- Text shown
Graphically: Passes the Horizontal Line Test (any horizontal line intersects the graph at most once).
Example:* `f(x) = 2x + 1`. If `f(x1) = f(x2)`, then `2x1 + 1 = 2x2 + 1`, implying `2x1 = 2x2`, so `x1 = x2`. This is a one-to-one function.
Onto Function (Surjective Function): Definition: Every element in the codomain is the image of at least one element in the domain. The range of the function is equal to its codomain. For every `y` in the codomain, there exists an `x` in the domain such that `f(x) = y`.
Example:* `f(x) = x^2` from `R` to `[0, ∞)` (real numbers to non-negative real numbers). Every non-negative real number `y` has a square root `x` (or `-x`) such that `f(x) = y`. This is an onto function. If the codomain was `R`, it would not be onto because negative numbers are not in the range. One-to-one Correspondence (Bijective Function): Definition: A function that is both one-to-one and onto. Each element in the domain maps to exactly one unique element in the codomain, and every element in the codomain is mapped from an element in the domain. Bijective functions are important because they are the only functions that have an inverse function.

- Your tasks
A) Name every kind of function that the passage on function types identifies, including any alternate name it gives for each.
B) According to the passage on function types, why are bijective functions important?
C) Extend the passage on function types, starting right after its final sentence.
Nothing in the listing matters for this work.

- Provided data

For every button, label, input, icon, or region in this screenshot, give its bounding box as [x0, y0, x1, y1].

- Results by task
A)
- One-to-one function
- Onto function (surjective function)
- One-to-one correspondence (bijective function)

B) They are the only functions that have an inverse function.

C)
Example:* `f(x) = 3x - 2` from `R` to `R`. This is both one-to-one and onto.
Many-to-one Function: Definition: Two or more distinct elements in the domain map to the same element in the range.
Example:* `f(x) = x^2` from `R` to `R`. Both `f(2) = 4` and `f(-2) = 4`. This is a many-to-one function.
Example:* `f(x) = |x|`. `f(3) = 3` and `f(-3) = 3`.
Constant Function: Definition: A function where every element in the domain maps to the same single value in the codomain. `f(x) = c`, where `c` is a constant.
Example:* `f(x) = 5`. No matter what `x` is, the output is always
5. This is a many-to-one function (unless the domain has only one element).
Identity Function: Definition: A function that maps every element to itself. `f(x) = x`. This is a one-to-one and onto function (bijective). An inverse function (denoted as `f−1(x)`) "undoes" the action of the original function `f(x)`. If `f` maps `x` to `y`, then `f−1` maps `y` back to `x`.
Condition for existence: An inverse function exists if and only if the original function `f(x)` is a one-to-one (bijective) function. If a function is many-to-one, its inverse would not be a function (because one input in the inverse would lead to multiple outputs).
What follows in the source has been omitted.